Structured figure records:

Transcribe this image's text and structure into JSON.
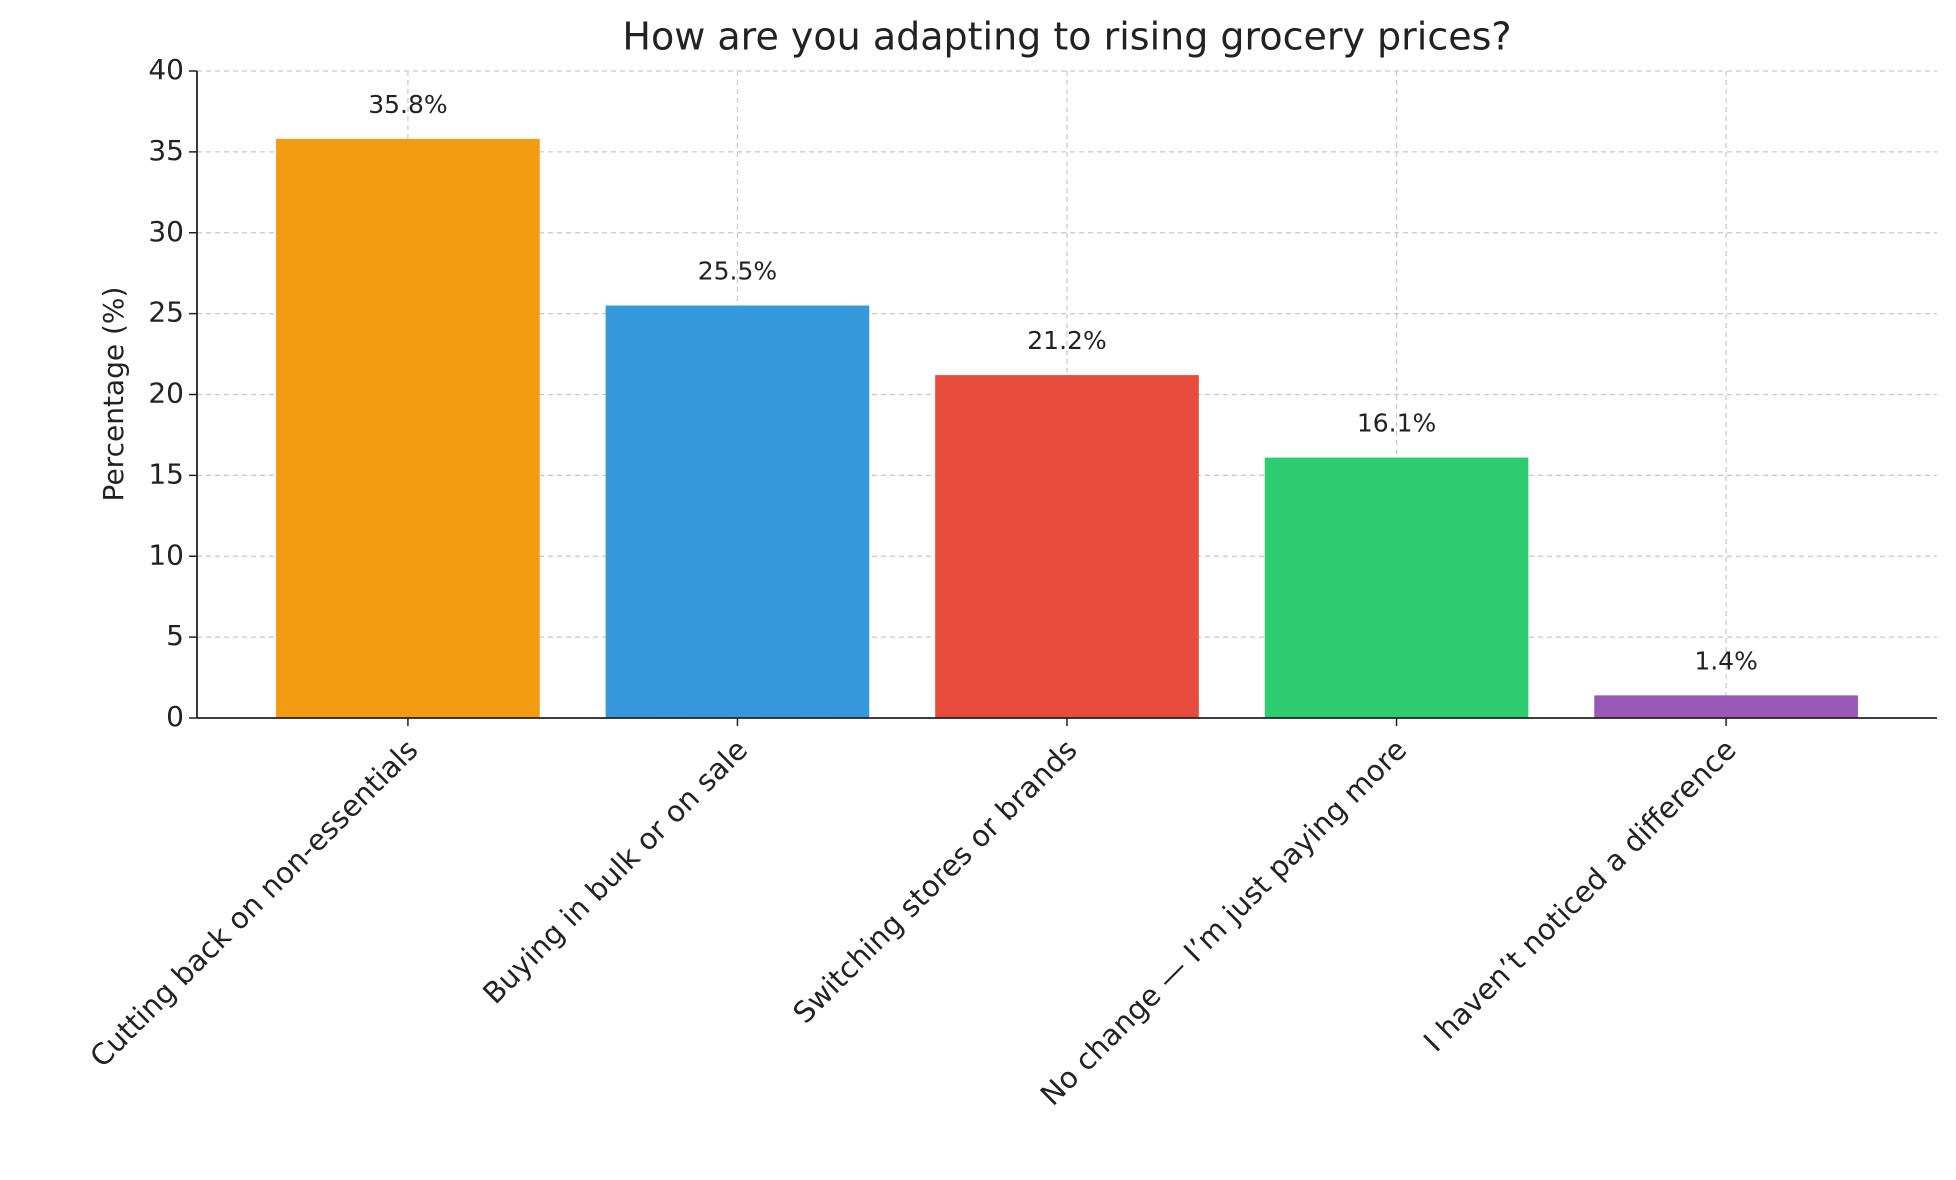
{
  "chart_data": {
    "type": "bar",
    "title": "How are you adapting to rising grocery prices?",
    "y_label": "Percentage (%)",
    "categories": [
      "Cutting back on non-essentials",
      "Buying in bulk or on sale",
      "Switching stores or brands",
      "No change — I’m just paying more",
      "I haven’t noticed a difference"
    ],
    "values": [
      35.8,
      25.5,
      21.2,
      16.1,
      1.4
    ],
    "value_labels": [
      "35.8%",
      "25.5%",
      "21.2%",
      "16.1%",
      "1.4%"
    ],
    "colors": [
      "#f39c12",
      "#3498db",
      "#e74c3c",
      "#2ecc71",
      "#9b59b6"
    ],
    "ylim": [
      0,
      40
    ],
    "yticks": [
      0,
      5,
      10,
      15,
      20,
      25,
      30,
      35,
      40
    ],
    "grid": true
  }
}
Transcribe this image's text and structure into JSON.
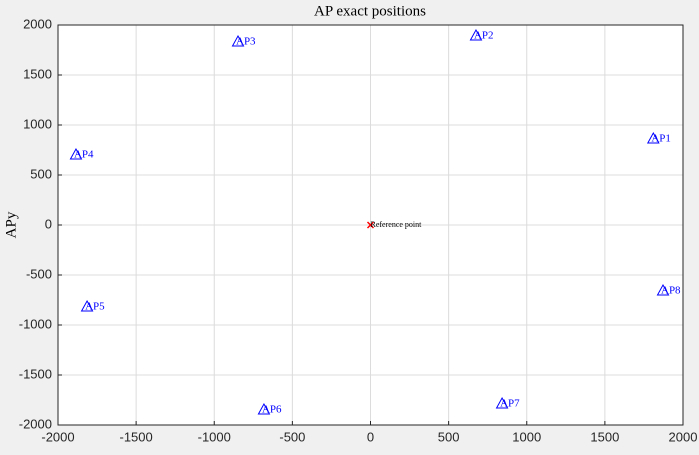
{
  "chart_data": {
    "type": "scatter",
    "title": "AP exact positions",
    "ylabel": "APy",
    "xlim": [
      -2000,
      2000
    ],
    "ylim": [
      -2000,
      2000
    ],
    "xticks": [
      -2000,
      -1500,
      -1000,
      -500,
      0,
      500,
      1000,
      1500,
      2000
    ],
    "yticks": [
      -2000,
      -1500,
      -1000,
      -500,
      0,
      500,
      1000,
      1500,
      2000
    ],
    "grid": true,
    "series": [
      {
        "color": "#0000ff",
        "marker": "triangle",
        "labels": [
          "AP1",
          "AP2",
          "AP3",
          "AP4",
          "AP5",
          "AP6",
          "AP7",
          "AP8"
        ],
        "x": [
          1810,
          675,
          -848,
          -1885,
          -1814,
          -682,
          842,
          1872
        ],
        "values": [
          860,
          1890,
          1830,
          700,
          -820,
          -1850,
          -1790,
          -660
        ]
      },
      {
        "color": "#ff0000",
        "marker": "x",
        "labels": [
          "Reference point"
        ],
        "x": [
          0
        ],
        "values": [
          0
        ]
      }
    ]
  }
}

# What to produce
Restate the data above word for word. Skip every picture.

# Output of the task
Transcribe this image's text and structure into JSON.
{
  "chart_data": {
    "type": "bar",
    "title": "How are you adapting to rising grocery prices?",
    "y_label": "Percentage (%)",
    "categories": [
      "Cutting back on non-essentials",
      "Buying in bulk or on sale",
      "Switching stores or brands",
      "No change — I’m just paying more",
      "I haven’t noticed a difference"
    ],
    "values": [
      35.8,
      25.5,
      21.2,
      16.1,
      1.4
    ],
    "value_labels": [
      "35.8%",
      "25.5%",
      "21.2%",
      "16.1%",
      "1.4%"
    ],
    "colors": [
      "#f39c12",
      "#3498db",
      "#e74c3c",
      "#2ecc71",
      "#9b59b6"
    ],
    "ylim": [
      0,
      40
    ],
    "yticks": [
      0,
      5,
      10,
      15,
      20,
      25,
      30,
      35,
      40
    ],
    "grid": true
  }
}
Transcribe this image's text and structure into JSON.
{
  "chart_data": {
    "type": "scatter",
    "title": "AP exact positions",
    "ylabel": "APy",
    "xlim": [
      -2000,
      2000
    ],
    "ylim": [
      -2000,
      2000
    ],
    "xticks": [
      -2000,
      -1500,
      -1000,
      -500,
      0,
      500,
      1000,
      1500,
      2000
    ],
    "yticks": [
      -2000,
      -1500,
      -1000,
      -500,
      0,
      500,
      1000,
      1500,
      2000
    ],
    "grid": true,
    "series": [
      {
        "color": "#0000ff",
        "marker": "triangle",
        "labels": [
          "AP1",
          "AP2",
          "AP3",
          "AP4",
          "AP5",
          "AP6",
          "AP7",
          "AP8"
        ],
        "x": [
          1810,
          675,
          -848,
          -1885,
          -1814,
          -682,
          842,
          1872
        ],
        "values": [
          860,
          1890,
          1830,
          700,
          -820,
          -1850,
          -1790,
          -660
        ]
      },
      {
        "color": "#ff0000",
        "marker": "x",
        "labels": [
          "Reference point"
        ],
        "x": [
          0
        ],
        "values": [
          0
        ]
      }
    ]
  }
}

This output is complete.